Determine the number of lines below that contain "subheader". Write nothing but that number.

DATA TO PROCESS.
┄┄┄┄┄┄┄┄┄┄

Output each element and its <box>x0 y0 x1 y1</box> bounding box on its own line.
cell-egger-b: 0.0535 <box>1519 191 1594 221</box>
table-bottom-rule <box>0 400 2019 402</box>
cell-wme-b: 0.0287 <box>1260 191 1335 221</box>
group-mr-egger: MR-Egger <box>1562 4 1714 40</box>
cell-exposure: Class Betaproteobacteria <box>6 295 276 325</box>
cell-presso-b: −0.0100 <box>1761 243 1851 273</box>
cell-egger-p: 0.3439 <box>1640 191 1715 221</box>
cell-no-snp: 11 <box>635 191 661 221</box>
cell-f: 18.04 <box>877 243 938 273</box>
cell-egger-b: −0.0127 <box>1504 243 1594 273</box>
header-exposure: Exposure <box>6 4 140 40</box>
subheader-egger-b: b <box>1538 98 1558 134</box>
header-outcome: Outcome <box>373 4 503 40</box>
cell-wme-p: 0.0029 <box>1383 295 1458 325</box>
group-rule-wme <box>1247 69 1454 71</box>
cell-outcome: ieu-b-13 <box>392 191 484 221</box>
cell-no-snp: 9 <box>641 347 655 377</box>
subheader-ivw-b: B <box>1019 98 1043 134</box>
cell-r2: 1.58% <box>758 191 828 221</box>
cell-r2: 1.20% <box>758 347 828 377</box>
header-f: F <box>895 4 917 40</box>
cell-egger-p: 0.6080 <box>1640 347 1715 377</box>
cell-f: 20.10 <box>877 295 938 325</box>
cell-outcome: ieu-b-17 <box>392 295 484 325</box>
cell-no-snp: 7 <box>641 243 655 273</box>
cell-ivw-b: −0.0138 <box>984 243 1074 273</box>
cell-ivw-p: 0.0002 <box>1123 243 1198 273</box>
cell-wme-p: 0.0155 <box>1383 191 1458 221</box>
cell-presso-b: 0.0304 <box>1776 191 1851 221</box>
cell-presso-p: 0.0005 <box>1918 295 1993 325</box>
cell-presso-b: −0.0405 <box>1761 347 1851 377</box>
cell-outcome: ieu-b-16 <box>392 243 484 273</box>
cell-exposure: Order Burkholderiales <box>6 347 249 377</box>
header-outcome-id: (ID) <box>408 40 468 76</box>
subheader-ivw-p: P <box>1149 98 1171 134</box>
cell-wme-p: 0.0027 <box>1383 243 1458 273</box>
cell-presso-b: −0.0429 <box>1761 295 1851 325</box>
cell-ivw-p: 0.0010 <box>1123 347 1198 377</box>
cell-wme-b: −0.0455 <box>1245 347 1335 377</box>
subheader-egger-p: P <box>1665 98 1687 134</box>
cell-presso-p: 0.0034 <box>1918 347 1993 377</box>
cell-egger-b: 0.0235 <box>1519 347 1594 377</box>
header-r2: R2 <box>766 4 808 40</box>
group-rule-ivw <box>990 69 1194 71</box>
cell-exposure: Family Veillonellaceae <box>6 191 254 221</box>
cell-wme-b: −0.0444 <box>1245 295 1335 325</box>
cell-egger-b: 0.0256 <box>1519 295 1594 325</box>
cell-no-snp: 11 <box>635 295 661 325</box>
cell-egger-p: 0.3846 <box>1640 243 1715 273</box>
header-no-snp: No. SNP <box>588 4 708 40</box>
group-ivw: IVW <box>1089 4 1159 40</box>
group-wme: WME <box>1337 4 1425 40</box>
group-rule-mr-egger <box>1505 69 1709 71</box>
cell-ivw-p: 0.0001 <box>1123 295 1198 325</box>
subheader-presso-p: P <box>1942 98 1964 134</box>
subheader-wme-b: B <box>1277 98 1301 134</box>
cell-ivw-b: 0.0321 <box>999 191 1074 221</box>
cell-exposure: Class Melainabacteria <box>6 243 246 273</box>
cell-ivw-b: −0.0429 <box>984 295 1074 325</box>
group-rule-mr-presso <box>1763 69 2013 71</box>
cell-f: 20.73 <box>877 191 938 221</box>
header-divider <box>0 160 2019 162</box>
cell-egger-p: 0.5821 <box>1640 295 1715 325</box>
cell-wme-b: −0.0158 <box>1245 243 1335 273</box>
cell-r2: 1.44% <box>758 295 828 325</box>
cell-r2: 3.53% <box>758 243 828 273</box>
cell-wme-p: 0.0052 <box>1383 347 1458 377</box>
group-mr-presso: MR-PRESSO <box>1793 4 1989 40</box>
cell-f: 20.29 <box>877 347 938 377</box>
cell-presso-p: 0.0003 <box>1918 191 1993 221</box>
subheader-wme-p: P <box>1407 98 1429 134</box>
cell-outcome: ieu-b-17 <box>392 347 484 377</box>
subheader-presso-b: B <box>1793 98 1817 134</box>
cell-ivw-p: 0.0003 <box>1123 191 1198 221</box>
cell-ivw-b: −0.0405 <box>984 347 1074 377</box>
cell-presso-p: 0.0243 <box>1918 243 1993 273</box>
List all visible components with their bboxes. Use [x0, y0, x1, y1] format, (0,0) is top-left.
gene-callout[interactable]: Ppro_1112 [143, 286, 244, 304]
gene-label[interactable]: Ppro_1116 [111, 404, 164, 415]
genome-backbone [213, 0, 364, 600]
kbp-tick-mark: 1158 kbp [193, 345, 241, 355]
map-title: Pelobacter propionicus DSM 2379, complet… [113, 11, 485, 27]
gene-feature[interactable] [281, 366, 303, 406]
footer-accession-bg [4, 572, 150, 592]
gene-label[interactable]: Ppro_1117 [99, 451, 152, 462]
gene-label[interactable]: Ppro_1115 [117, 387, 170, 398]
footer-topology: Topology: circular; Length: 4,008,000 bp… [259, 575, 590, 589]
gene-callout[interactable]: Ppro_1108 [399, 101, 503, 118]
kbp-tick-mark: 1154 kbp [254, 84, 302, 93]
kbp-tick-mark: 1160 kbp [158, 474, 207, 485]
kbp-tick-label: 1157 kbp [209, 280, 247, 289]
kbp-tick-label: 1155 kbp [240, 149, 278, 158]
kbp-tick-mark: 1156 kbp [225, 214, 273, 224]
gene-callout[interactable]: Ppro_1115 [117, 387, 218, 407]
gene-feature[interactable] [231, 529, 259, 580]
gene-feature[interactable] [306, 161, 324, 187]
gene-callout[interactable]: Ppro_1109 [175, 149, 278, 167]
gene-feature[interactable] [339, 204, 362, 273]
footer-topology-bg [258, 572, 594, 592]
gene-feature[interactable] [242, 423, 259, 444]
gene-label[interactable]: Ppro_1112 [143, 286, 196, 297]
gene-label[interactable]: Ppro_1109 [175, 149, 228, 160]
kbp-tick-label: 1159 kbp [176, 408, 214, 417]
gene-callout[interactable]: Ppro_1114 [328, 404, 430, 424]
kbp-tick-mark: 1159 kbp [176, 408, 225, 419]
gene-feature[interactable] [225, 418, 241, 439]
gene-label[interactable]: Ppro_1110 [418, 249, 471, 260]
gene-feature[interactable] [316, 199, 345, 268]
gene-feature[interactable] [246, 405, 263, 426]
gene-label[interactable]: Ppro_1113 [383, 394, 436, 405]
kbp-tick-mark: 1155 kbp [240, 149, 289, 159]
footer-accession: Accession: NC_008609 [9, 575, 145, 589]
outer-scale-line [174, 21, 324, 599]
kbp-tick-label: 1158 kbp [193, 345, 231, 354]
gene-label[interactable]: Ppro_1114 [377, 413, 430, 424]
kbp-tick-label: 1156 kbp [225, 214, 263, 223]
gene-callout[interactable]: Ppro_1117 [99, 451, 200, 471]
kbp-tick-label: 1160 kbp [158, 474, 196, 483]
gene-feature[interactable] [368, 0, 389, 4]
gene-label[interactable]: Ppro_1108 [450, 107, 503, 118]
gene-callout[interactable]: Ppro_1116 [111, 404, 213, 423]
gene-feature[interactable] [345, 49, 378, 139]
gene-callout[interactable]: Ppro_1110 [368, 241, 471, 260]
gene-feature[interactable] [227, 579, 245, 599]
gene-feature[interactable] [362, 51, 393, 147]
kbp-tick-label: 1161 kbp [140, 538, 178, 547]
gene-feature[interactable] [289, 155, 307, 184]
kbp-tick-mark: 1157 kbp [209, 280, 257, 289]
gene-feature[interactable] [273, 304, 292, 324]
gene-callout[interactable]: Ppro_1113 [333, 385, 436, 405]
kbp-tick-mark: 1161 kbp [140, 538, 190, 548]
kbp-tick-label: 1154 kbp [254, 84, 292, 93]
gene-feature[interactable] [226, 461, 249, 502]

┄┄┄┄┄┄┄┄┄┄

EXPECTED ANSWER. 8